### WHAT THIS TASK INVOLVES
Give the number of lines in the listing below that include the word "ganze", with nothing more.

Records from a collection
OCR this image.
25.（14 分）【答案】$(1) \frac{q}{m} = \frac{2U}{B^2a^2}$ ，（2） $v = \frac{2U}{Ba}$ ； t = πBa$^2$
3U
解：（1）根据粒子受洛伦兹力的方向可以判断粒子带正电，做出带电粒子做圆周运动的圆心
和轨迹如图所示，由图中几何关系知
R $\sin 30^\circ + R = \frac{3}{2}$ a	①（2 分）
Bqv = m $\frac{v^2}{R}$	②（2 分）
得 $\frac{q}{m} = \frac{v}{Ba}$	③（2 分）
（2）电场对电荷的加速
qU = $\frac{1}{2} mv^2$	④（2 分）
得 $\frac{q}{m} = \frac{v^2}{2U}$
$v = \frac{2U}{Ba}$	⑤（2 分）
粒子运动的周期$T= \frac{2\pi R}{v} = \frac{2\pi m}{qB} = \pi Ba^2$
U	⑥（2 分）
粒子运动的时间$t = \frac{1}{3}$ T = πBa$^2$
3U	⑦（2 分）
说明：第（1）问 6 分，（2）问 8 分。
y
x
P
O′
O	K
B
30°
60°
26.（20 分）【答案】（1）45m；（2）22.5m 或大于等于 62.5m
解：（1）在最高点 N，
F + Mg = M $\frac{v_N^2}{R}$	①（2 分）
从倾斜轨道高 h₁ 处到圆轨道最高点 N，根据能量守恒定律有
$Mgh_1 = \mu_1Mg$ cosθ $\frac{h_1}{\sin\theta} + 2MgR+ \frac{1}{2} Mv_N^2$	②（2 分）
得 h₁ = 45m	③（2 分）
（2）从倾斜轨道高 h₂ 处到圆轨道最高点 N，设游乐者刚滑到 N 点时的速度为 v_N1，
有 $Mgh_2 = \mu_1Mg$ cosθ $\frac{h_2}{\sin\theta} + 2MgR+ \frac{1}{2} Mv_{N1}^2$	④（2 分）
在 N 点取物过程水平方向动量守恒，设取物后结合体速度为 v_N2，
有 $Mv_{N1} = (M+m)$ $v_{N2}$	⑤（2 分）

---

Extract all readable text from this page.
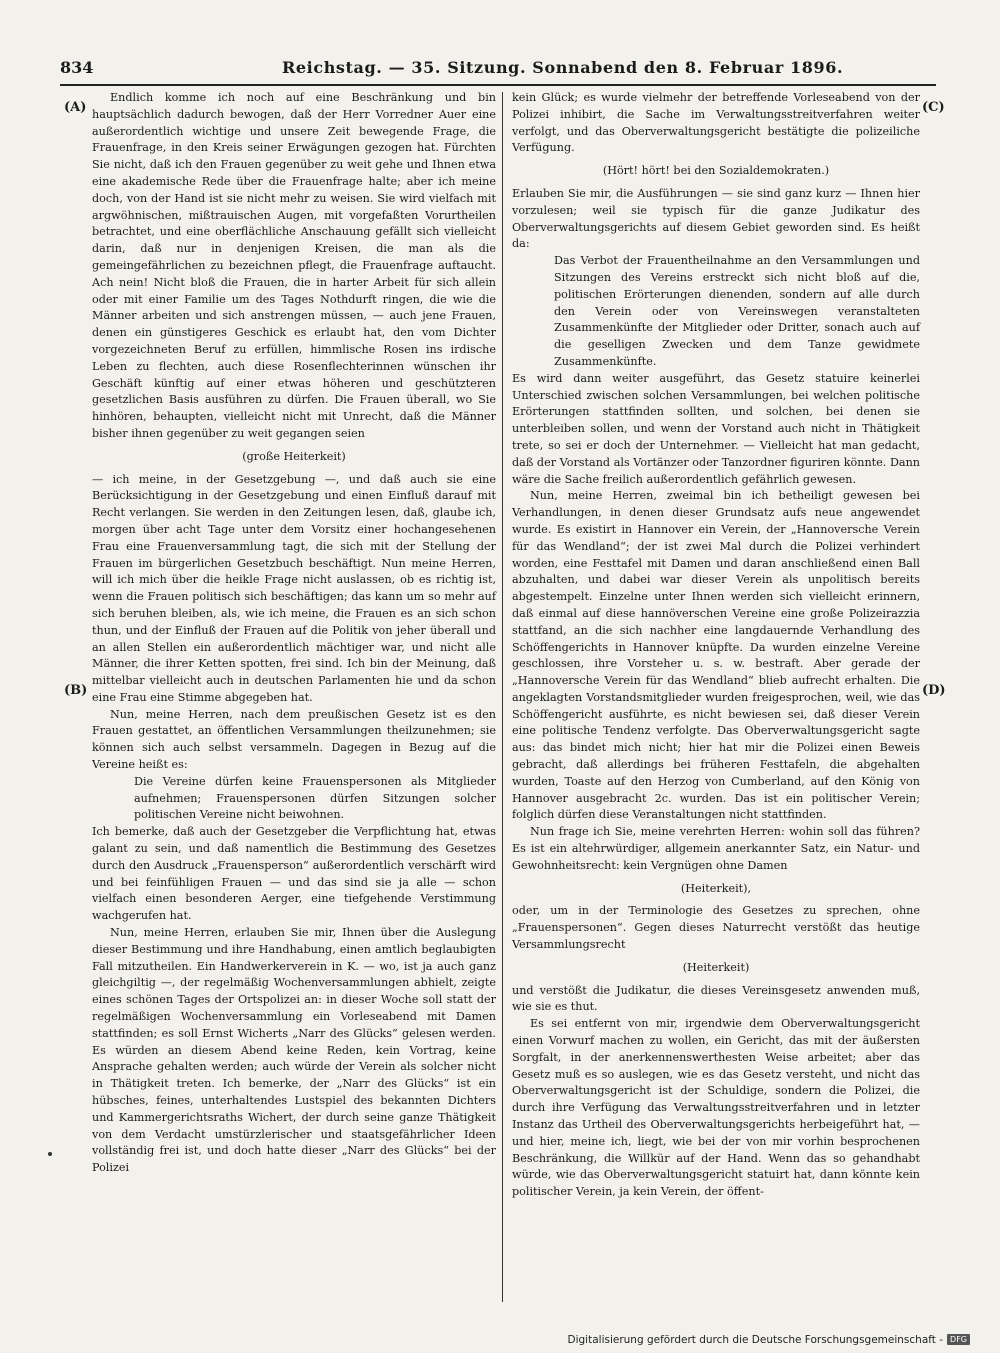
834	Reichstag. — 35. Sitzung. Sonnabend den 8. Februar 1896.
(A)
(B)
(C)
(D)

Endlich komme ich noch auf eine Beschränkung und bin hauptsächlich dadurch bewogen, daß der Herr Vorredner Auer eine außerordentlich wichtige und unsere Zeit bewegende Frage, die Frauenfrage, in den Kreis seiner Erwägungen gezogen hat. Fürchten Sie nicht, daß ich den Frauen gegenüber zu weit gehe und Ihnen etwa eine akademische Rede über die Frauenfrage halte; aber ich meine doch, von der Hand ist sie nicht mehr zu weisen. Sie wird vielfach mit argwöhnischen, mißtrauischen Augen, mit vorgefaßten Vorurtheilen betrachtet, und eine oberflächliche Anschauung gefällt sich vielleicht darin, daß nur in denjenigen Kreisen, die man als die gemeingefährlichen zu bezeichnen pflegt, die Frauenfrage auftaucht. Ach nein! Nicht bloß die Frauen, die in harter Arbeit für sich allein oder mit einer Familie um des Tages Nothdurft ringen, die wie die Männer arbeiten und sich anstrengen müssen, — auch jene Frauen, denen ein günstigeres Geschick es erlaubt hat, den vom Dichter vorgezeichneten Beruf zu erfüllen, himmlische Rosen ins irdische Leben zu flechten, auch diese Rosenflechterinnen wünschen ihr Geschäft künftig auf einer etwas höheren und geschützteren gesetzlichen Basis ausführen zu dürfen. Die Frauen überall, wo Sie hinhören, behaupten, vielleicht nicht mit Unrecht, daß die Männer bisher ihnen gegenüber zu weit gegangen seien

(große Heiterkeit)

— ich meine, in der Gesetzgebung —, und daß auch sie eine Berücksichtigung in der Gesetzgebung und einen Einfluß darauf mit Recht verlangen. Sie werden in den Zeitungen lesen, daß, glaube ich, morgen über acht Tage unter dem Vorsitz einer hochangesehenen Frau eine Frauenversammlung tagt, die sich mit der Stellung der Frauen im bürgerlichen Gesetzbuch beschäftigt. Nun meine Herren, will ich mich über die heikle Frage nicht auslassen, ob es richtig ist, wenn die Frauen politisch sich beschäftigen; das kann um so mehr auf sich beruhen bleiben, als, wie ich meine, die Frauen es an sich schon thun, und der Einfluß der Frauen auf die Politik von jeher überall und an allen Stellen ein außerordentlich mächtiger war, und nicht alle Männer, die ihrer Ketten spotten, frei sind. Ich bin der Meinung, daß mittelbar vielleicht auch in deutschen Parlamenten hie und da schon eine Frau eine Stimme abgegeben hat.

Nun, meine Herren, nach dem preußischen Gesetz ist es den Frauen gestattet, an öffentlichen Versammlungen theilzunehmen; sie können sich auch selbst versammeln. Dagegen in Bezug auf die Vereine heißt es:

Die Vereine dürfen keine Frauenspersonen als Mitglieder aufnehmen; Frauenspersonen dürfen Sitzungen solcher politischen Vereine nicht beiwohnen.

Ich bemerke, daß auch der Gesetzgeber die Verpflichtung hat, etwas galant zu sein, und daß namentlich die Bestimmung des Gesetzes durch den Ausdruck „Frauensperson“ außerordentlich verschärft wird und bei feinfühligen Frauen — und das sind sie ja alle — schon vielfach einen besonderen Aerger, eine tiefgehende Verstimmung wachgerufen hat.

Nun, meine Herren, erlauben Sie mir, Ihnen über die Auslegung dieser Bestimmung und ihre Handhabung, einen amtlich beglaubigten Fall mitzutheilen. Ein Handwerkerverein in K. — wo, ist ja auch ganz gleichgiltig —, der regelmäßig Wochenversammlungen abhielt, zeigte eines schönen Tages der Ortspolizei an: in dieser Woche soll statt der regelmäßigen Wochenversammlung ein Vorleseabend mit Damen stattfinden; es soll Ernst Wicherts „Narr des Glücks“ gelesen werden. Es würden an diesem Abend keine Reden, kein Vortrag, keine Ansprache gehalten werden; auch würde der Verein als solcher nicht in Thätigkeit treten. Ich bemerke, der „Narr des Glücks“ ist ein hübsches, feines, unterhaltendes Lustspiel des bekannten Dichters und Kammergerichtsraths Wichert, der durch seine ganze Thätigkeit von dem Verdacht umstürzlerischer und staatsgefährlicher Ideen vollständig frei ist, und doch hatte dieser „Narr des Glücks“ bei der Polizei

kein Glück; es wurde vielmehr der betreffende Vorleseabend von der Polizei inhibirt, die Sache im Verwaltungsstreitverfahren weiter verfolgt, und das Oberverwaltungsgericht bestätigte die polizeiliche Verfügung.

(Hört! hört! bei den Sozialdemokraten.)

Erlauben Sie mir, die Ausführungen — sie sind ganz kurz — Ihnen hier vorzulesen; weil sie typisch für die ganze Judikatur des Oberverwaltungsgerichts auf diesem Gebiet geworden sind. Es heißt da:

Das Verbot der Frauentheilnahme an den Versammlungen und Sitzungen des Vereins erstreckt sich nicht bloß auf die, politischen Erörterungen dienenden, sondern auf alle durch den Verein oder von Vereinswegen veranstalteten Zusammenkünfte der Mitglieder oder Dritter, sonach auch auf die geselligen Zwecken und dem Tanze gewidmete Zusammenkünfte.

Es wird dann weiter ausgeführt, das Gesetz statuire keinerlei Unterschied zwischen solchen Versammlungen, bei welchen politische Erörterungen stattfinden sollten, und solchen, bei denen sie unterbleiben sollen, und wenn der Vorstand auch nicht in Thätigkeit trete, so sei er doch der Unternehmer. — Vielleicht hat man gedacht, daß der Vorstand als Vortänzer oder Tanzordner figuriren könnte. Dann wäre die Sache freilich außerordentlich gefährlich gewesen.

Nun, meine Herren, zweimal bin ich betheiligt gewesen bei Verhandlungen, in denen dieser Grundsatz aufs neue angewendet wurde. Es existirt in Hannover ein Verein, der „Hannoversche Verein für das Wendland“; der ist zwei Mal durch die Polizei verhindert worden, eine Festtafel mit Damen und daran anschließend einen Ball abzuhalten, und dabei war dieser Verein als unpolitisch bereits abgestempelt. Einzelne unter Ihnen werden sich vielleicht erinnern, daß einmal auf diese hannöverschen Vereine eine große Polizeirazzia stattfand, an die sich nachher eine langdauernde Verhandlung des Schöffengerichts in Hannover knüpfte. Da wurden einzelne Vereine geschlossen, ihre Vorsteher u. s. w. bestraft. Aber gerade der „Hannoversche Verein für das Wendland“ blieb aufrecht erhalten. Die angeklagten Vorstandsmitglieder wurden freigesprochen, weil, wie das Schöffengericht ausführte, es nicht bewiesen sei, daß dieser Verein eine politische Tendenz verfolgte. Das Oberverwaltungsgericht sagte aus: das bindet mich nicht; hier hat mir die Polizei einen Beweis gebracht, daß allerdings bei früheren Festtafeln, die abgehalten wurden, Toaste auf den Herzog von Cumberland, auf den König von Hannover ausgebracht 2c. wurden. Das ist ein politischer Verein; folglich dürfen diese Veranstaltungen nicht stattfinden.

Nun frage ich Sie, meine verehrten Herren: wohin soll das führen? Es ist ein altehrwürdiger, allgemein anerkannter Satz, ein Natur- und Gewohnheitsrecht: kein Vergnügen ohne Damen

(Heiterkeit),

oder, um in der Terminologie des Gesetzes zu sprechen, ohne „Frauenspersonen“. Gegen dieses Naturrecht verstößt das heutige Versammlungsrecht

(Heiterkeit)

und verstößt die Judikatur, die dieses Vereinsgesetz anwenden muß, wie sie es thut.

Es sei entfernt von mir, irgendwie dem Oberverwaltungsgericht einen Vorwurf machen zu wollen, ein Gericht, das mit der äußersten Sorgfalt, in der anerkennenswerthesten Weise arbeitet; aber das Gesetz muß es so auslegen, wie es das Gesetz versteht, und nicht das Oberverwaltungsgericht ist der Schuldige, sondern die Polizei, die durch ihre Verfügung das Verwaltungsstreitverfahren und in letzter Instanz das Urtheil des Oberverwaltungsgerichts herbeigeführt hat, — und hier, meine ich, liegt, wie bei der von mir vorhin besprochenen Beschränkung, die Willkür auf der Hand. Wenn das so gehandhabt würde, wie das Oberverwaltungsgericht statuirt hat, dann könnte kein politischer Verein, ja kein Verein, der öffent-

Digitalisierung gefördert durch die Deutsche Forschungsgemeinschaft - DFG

...

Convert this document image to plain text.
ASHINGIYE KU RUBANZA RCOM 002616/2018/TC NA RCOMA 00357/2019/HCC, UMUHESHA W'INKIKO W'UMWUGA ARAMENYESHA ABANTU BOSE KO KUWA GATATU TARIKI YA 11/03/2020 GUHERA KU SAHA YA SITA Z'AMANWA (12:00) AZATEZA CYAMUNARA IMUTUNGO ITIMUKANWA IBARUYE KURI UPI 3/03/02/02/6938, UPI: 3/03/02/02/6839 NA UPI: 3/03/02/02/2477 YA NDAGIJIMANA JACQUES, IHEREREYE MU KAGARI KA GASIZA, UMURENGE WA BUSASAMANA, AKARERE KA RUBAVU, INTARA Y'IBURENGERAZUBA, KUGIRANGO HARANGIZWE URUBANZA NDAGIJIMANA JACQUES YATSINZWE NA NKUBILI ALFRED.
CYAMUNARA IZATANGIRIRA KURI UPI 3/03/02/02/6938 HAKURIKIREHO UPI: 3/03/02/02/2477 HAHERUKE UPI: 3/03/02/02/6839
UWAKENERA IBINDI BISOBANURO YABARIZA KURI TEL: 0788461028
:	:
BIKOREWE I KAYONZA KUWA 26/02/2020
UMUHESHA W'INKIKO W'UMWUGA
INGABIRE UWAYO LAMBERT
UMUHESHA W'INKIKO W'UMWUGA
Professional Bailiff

### COMPLETE ANSWER
2